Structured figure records
** BEGIN **

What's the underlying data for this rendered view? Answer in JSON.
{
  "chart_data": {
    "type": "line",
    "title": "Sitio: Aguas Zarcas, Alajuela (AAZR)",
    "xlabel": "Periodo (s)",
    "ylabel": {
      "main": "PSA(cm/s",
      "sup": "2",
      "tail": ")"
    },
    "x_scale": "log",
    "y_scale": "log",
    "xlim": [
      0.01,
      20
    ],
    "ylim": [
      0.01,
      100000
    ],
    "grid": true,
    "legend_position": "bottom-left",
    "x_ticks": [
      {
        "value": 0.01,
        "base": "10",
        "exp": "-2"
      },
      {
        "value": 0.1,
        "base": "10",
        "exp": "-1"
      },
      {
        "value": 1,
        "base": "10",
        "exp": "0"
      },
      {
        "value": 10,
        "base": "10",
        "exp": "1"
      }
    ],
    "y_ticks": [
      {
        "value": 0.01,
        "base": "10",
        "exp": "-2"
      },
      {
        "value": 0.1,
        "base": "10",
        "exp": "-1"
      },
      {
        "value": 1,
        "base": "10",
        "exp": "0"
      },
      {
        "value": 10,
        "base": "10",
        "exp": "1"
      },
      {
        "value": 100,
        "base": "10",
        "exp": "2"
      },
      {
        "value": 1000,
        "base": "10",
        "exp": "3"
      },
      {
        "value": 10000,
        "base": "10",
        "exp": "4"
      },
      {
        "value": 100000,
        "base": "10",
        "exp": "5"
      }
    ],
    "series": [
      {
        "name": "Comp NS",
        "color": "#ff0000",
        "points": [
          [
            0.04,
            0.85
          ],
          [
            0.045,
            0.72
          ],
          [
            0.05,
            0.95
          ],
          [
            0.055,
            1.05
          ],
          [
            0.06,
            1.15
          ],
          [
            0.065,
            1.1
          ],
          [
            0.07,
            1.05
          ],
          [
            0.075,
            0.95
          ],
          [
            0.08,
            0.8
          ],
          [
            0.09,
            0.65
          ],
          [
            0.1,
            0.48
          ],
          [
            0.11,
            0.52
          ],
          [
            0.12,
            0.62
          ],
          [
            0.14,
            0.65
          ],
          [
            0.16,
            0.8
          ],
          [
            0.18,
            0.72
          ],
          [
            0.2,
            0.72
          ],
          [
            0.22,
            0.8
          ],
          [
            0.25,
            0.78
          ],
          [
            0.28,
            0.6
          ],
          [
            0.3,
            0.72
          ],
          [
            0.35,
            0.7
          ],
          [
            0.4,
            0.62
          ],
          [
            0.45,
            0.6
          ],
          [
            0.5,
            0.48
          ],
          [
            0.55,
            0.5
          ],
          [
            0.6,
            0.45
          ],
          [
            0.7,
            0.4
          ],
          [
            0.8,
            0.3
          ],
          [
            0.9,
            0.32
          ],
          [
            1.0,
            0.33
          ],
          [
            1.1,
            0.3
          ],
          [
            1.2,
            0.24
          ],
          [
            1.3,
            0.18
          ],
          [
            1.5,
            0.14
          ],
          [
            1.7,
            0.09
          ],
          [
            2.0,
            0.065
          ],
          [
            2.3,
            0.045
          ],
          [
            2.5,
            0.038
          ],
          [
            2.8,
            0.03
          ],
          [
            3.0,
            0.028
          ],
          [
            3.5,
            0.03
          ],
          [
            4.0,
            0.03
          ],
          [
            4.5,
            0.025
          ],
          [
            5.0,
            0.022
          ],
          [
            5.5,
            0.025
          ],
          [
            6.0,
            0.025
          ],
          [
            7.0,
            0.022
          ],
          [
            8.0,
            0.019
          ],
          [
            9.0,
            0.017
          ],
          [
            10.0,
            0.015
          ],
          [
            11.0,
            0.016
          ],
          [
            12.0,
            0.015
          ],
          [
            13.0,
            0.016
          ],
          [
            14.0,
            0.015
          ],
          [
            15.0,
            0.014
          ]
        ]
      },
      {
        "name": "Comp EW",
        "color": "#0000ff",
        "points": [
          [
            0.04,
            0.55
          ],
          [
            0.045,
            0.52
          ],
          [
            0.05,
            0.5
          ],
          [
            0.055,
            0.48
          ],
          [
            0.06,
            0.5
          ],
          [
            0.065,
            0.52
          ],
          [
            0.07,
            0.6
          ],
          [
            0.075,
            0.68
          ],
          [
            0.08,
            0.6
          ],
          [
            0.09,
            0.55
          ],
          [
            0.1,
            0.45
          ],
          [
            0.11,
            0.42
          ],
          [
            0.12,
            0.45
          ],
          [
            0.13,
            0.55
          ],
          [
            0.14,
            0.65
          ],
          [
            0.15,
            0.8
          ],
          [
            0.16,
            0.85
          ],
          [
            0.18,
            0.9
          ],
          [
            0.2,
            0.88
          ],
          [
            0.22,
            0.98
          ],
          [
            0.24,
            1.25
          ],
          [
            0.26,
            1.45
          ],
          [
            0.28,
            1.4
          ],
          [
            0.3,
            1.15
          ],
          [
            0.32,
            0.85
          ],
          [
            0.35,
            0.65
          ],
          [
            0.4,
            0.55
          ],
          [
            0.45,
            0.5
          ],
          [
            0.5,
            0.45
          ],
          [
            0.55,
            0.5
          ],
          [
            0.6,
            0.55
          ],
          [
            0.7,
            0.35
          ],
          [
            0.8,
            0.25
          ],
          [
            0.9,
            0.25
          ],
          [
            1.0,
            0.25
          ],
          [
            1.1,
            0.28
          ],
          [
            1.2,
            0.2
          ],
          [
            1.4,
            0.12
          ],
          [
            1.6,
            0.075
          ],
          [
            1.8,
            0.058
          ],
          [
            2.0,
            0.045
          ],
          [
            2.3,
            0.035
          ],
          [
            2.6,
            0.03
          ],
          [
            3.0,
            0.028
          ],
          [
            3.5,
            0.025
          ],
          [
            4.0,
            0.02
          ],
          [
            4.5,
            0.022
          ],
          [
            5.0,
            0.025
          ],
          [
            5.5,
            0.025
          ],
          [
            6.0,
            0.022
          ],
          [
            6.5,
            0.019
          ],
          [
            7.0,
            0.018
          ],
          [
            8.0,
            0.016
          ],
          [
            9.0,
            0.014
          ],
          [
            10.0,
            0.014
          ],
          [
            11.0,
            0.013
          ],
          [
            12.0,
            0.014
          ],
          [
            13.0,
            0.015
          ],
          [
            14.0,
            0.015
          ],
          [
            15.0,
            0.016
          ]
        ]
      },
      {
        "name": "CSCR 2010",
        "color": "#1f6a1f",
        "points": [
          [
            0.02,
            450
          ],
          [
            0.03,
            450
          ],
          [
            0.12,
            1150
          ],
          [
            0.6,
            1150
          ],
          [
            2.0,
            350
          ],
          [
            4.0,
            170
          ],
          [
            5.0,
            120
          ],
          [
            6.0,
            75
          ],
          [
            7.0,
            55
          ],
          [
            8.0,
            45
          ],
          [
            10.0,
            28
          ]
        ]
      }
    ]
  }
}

** END **

What to do:
Emit the records above again, exactly, with no line skipped.

Output of the exercise:
What's the underlying data for this rendered view? Answer in JSON.
{
  "chart_data": {
    "type": "line",
    "title": "Sitio: Aguas Zarcas, Alajuela (AAZR)",
    "xlabel": "Periodo (s)",
    "ylabel": {
      "main": "PSA(cm/s",
      "sup": "2",
      "tail": ")"
    },
    "x_scale": "log",
    "y_scale": "log",
    "xlim": [
      0.01,
      20
    ],
    "ylim": [
      0.01,
      100000
    ],
    "grid": true,
    "legend_position": "bottom-left",
    "x_ticks": [
      {
        "value": 0.01,
        "base": "10",
        "exp": "-2"
      },
      {
        "value": 0.1,
        "base": "10",
        "exp": "-1"
      },
      {
        "value": 1,
        "base": "10",
        "exp": "0"
      },
      {
        "value": 10,
        "base": "10",
        "exp": "1"
      }
    ],
    "y_ticks": [
      {
        "value": 0.01,
        "base": "10",
        "exp": "-2"
      },
      {
        "value": 0.1,
        "base": "10",
        "exp": "-1"
      },
      {
        "value": 1,
        "base": "10",
        "exp": "0"
      },
      {
        "value": 10,
        "base": "10",
        "exp": "1"
      },
      {
        "value": 100,
        "base": "10",
        "exp": "2"
      },
      {
        "value": 1000,
        "base": "10",
        "exp": "3"
      },
      {
        "value": 10000,
        "base": "10",
        "exp": "4"
      },
      {
        "value": 100000,
        "base": "10",
        "exp": "5"
      }
    ],
    "series": [
      {
        "name": "Comp NS",
        "color": "#ff0000",
        "points": [
          [
            0.04,
            0.85
          ],
          [
            0.045,
            0.72
          ],
          [
            0.05,
            0.95
          ],
          [
            0.055,
            1.05
          ],
          [
            0.06,
            1.15
          ],
          [
            0.065,
            1.1
          ],
          [
            0.07,
            1.05
          ],
          [
            0.075,
            0.95
          ],
          [
            0.08,
            0.8
          ],
          [
            0.09,
            0.65
          ],
          [
            0.1,
            0.48
          ],
          [
            0.11,
            0.52
          ],
          [
            0.12,
            0.62
          ],
          [
            0.14,
            0.65
          ],
          [
            0.16,
            0.8
          ],
          [
            0.18,
            0.72
          ],
          [
            0.2,
            0.72
          ],
          [
            0.22,
            0.8
          ],
          [
            0.25,
            0.78
          ],
          [
            0.28,
            0.6
          ],
          [
            0.3,
            0.72
          ],
          [
            0.35,
            0.7
          ],
          [
            0.4,
            0.62
          ],
          [
            0.45,
            0.6
          ],
          [
            0.5,
            0.48
          ],
          [
            0.55,
            0.5
          ],
          [
            0.6,
            0.45
          ],
          [
            0.7,
            0.4
          ],
          [
            0.8,
            0.3
          ],
          [
            0.9,
            0.32
          ],
          [
            1.0,
            0.33
          ],
          [
            1.1,
            0.3
          ],
          [
            1.2,
            0.24
          ],
          [
            1.3,
            0.18
          ],
          [
            1.5,
            0.14
          ],
          [
            1.7,
            0.09
          ],
          [
            2.0,
            0.065
          ],
          [
            2.3,
            0.045
          ],
          [
            2.5,
            0.038
          ],
          [
            2.8,
            0.03
          ],
          [
            3.0,
            0.028
          ],
          [
            3.5,
            0.03
          ],
          [
            4.0,
            0.03
          ],
          [
            4.5,
            0.025
          ],
          [
            5.0,
            0.022
          ],
          [
            5.5,
            0.025
          ],
          [
            6.0,
            0.025
          ],
          [
            7.0,
            0.022
          ],
          [
            8.0,
            0.019
          ],
          [
            9.0,
            0.017
          ],
          [
            10.0,
            0.015
          ],
          [
            11.0,
            0.016
          ],
          [
            12.0,
            0.015
          ],
          [
            13.0,
            0.016
          ],
          [
            14.0,
            0.015
          ],
          [
            15.0,
            0.014
          ]
        ]
      },
      {
        "name": "Comp EW",
        "color": "#0000ff",
        "points": [
          [
            0.04,
            0.55
          ],
          [
            0.045,
            0.52
          ],
          [
            0.05,
            0.5
          ],
          [
            0.055,
            0.48
          ],
          [
            0.06,
            0.5
          ],
          [
            0.065,
            0.52
          ],
          [
            0.07,
            0.6
          ],
          [
            0.075,
            0.68
          ],
          [
            0.08,
            0.6
          ],
          [
            0.09,
            0.55
          ],
          [
            0.1,
            0.45
          ],
          [
            0.11,
            0.42
          ],
          [
            0.12,
            0.45
          ],
          [
            0.13,
            0.55
          ],
          [
            0.14,
            0.65
          ],
          [
            0.15,
            0.8
          ],
          [
            0.16,
            0.85
          ],
          [
            0.18,
            0.9
          ],
          [
            0.2,
            0.88
          ],
          [
            0.22,
            0.98
          ],
          [
            0.24,
            1.25
          ],
          [
            0.26,
            1.45
          ],
          [
            0.28,
            1.4
          ],
          [
            0.3,
            1.15
          ],
          [
            0.32,
            0.85
          ],
          [
            0.35,
            0.65
          ],
          [
            0.4,
            0.55
          ],
          [
            0.45,
            0.5
          ],
          [
            0.5,
            0.45
          ],
          [
            0.55,
            0.5
          ],
          [
            0.6,
            0.55
          ],
          [
            0.7,
            0.35
          ],
          [
            0.8,
            0.25
          ],
          [
            0.9,
            0.25
          ],
          [
            1.0,
            0.25
          ],
          [
            1.1,
            0.28
          ],
          [
            1.2,
            0.2
          ],
          [
            1.4,
            0.12
          ],
          [
            1.6,
            0.075
          ],
          [
            1.8,
            0.058
          ],
          [
            2.0,
            0.045
          ],
          [
            2.3,
            0.035
          ],
          [
            2.6,
            0.03
          ],
          [
            3.0,
            0.028
          ],
          [
            3.5,
            0.025
          ],
          [
            4.0,
            0.02
          ],
          [
            4.5,
            0.022
          ],
          [
            5.0,
            0.025
          ],
          [
            5.5,
            0.025
          ],
          [
            6.0,
            0.022
          ],
          [
            6.5,
            0.019
          ],
          [
            7.0,
            0.018
          ],
          [
            8.0,
            0.016
          ],
          [
            9.0,
            0.014
          ],
          [
            10.0,
            0.014
          ],
          [
            11.0,
            0.013
          ],
          [
            12.0,
            0.014
          ],
          [
            13.0,
            0.015
          ],
          [
            14.0,
            0.015
          ],
          [
            15.0,
            0.016
          ]
        ]
      },
      {
        "name": "CSCR 2010",
        "color": "#1f6a1f",
        "points": [
          [
            0.02,
            450
          ],
          [
            0.03,
            450
          ],
          [
            0.12,
            1150
          ],
          [
            0.6,
            1150
          ],
          [
            2.0,
            350
          ],
          [
            4.0,
            170
          ],
          [
            5.0,
            120
          ],
          [
            6.0,
            75
          ],
          [
            7.0,
            55
          ],
          [
            8.0,
            45
          ],
          [
            10.0,
            28
          ]
        ]
      }
    ]
  }
}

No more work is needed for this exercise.